Given exercise
Write out the listing below exactly, and omit any images you find in it.

>> BEGIN Extracted information

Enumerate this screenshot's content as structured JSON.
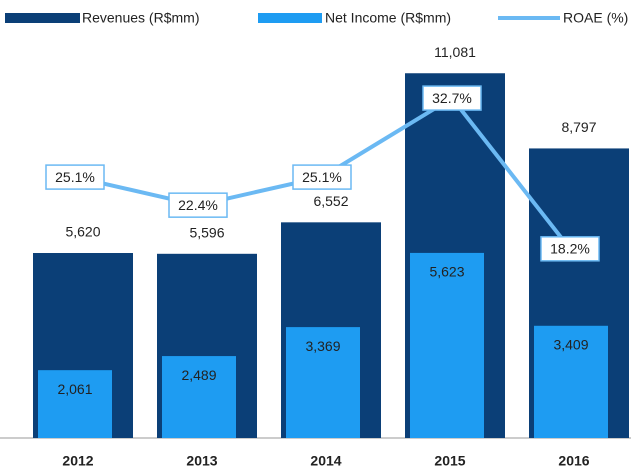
{
  "chart_data": {
    "type": "bar",
    "categories": [
      "2012",
      "2013",
      "2014",
      "2015",
      "2016"
    ],
    "series": [
      {
        "name": "Revenues (R$mm)",
        "type": "bar",
        "color": "#0b3f77",
        "values": [
          5620,
          5596,
          6552,
          11081,
          8797
        ],
        "value_labels": [
          "5,620",
          "5,596",
          "6,552",
          "11,081",
          "8,797"
        ]
      },
      {
        "name": "Net Income (R$mm)",
        "type": "bar",
        "color": "#1e9cf2",
        "values": [
          2061,
          2489,
          3369,
          5623,
          3409
        ],
        "value_labels": [
          "2,061",
          "2,489",
          "3,369",
          "5,623",
          "3,409"
        ]
      },
      {
        "name": "ROAE (%)",
        "type": "line",
        "axis": "y2",
        "color": "#6bb9f3",
        "values": [
          25.1,
          22.4,
          25.1,
          32.7,
          18.2
        ],
        "value_labels": [
          "25.1%",
          "22.4%",
          "25.1%",
          "32.7%",
          "18.2%"
        ]
      }
    ],
    "ylim": [
      0,
      12000
    ],
    "y2lim": [
      0,
      38
    ],
    "legend": "top"
  }
}
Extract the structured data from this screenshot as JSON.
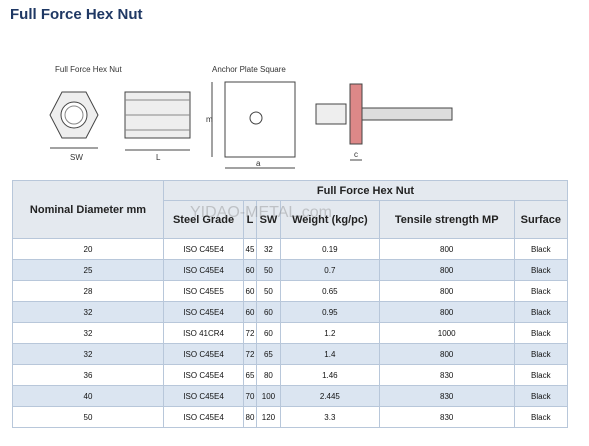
{
  "header": {
    "title": "Full Force Hex Nut"
  },
  "diagram": {
    "nut_label": "Full Force Hex Nut",
    "plate_label": "Anchor Plate Square",
    "sw": "SW",
    "l": "L",
    "a": "a",
    "m": "m",
    "c": "c",
    "watermark": "YIDAO-METAL.com"
  },
  "table": {
    "group_header": "Full Force Hex Nut",
    "columns": [
      "Nominal Diameter mm",
      "Steel Grade",
      "L",
      "SW",
      "Weight (kg/pc)",
      "Tensile strength MP",
      "Surface"
    ],
    "rows": [
      [
        20,
        "ISO C45E4",
        45,
        32,
        0.19,
        800,
        "Black"
      ],
      [
        25,
        "ISO C45E4",
        60,
        50,
        0.7,
        800,
        "Black"
      ],
      [
        28,
        "ISO C45E5",
        60,
        50,
        0.65,
        800,
        "Black"
      ],
      [
        32,
        "ISO C45E4",
        60,
        60,
        0.95,
        800,
        "Black"
      ],
      [
        32,
        "ISO 41CR4",
        72,
        60,
        1.2,
        1000,
        "Black"
      ],
      [
        32,
        "ISO C45E4",
        72,
        65,
        1.4,
        800,
        "Black"
      ],
      [
        36,
        "ISO C45E4",
        65,
        80,
        1.46,
        830,
        "Black"
      ],
      [
        40,
        "ISO C45E4",
        70,
        100,
        2.445,
        830,
        "Black"
      ],
      [
        50,
        "ISO C45E4",
        80,
        120,
        3.3,
        830,
        "Black"
      ]
    ]
  }
}
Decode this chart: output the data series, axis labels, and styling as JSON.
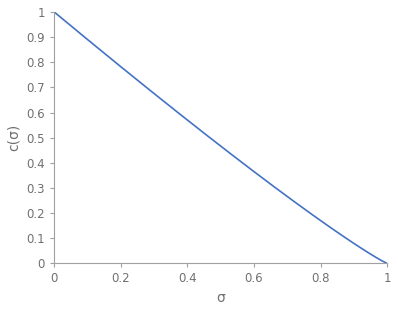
{
  "title": "",
  "xlabel": "σ",
  "ylabel": "c(σ)",
  "xlim": [
    0,
    1
  ],
  "ylim": [
    0,
    1
  ],
  "xticks": [
    0,
    0.2,
    0.4,
    0.6,
    0.8,
    1.0
  ],
  "yticks": [
    0,
    0.1,
    0.2,
    0.3,
    0.4,
    0.5,
    0.6,
    0.7,
    0.8,
    0.9,
    1.0
  ],
  "line_color": "#4472C4",
  "line_width": 1.2,
  "background_color": "#ffffff",
  "tick_color": "#a0a0a0",
  "spine_color": "#a0a0a0",
  "label_color": "#707070",
  "tick_label_color": "#707070",
  "fig_width": 3.98,
  "fig_height": 3.12,
  "dpi": 100,
  "n_points": 2000
}
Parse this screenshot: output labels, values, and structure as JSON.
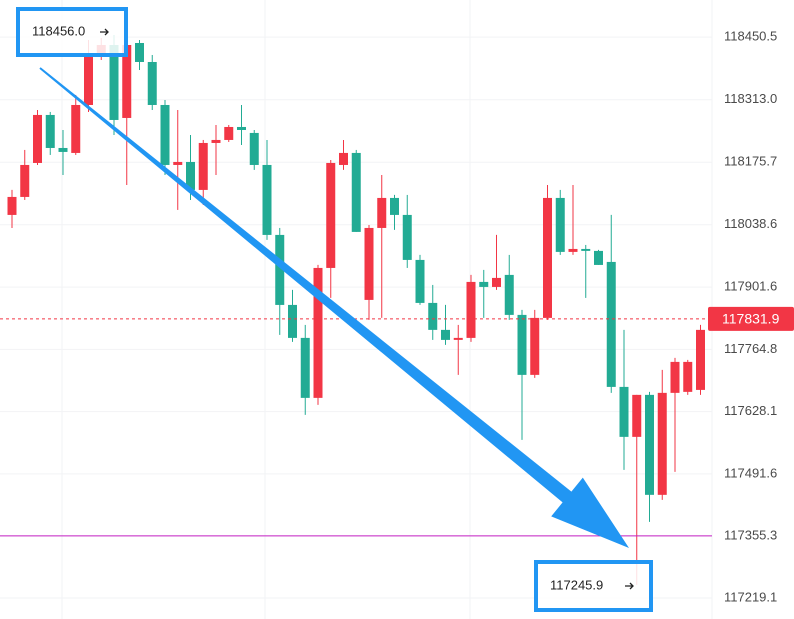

>> END Extracted information

Answer
Enumerate this screenshot's content as structured JSON.
{
  "chart_data": {
    "type": "bar",
    "categories": [
      "2012",
      "2013",
      "2014",
      "2015",
      "2016"
    ],
    "series": [
      {
        "name": "Revenues (R$mm)",
        "type": "bar",
        "color": "#0b3f77",
        "values": [
          5620,
          5596,
          6552,
          11081,
          8797
        ],
        "value_labels": [
          "5,620",
          "5,596",
          "6,552",
          "11,081",
          "8,797"
        ]
      },
      {
        "name": "Net Income (R$mm)",
        "type": "bar",
        "color": "#1e9cf2",
        "values": [
          2061,
          2489,
          3369,
          5623,
          3409
        ],
        "value_labels": [
          "2,061",
          "2,489",
          "3,369",
          "5,623",
          "3,409"
        ]
      },
      {
        "name": "ROAE (%)",
        "type": "line",
        "axis": "y2",
        "color": "#6bb9f3",
        "values": [
          25.1,
          22.4,
          25.1,
          32.7,
          18.2
        ],
        "value_labels": [
          "25.1%",
          "22.4%",
          "25.1%",
          "32.7%",
          "18.2%"
        ]
      }
    ],
    "ylim": [
      0,
      12000
    ],
    "y2lim": [
      0,
      38
    ],
    "legend": "top"
  }
}
Extract the structured data from this screenshot as JSON.
{
  "header": {
    "title": "Full Force Hex Nut"
  },
  "diagram": {
    "nut_label": "Full Force Hex Nut",
    "plate_label": "Anchor Plate Square",
    "sw": "SW",
    "l": "L",
    "a": "a",
    "m": "m",
    "c": "c",
    "watermark": "YIDAO-METAL.com"
  },
  "table": {
    "group_header": "Full Force Hex Nut",
    "columns": [
      "Nominal Diameter mm",
      "Steel Grade",
      "L",
      "SW",
      "Weight (kg/pc)",
      "Tensile strength MP",
      "Surface"
    ],
    "rows": [
      [
        20,
        "ISO C45E4",
        45,
        32,
        0.19,
        800,
        "Black"
      ],
      [
        25,
        "ISO C45E4",
        60,
        50,
        0.7,
        800,
        "Black"
      ],
      [
        28,
        "ISO C45E5",
        60,
        50,
        0.65,
        800,
        "Black"
      ],
      [
        32,
        "ISO C45E4",
        60,
        60,
        0.95,
        800,
        "Black"
      ],
      [
        32,
        "ISO 41CR4",
        72,
        60,
        1.2,
        1000,
        "Black"
      ],
      [
        32,
        "ISO C45E4",
        72,
        65,
        1.4,
        800,
        "Black"
      ],
      [
        36,
        "ISO C45E4",
        65,
        80,
        1.46,
        830,
        "Black"
      ],
      [
        40,
        "ISO C45E4",
        70,
        100,
        2.445,
        830,
        "Black"
      ],
      [
        50,
        "ISO C45E4",
        80,
        120,
        3.3,
        830,
        "Black"
      ]
    ]
  }
}
Decode this chart: output the data series, axis labels, and styling as JSON.
{
  "title": "",
  "xlabel": "σ",
  "ylabel": "c(σ)",
  "xlim": [
    0,
    1
  ],
  "ylim": [
    0,
    1
  ],
  "xticks": [
    0,
    0.2,
    0.4,
    0.6,
    0.8,
    1.0
  ],
  "yticks": [
    0,
    0.1,
    0.2,
    0.3,
    0.4,
    0.5,
    0.6,
    0.7,
    0.8,
    0.9,
    1.0
  ],
  "line_color": "#4472C4",
  "line_width": 1.2,
  "background_color": "#ffffff",
  "tick_color": "#a0a0a0",
  "spine_color": "#a0a0a0",
  "label_color": "#707070",
  "tick_label_color": "#707070",
  "fig_width": 3.98,
  "fig_height": 3.12,
  "dpi": 100,
  "n_points": 2000
}
Parse this screenshot: output labels, values, and structure as JSON.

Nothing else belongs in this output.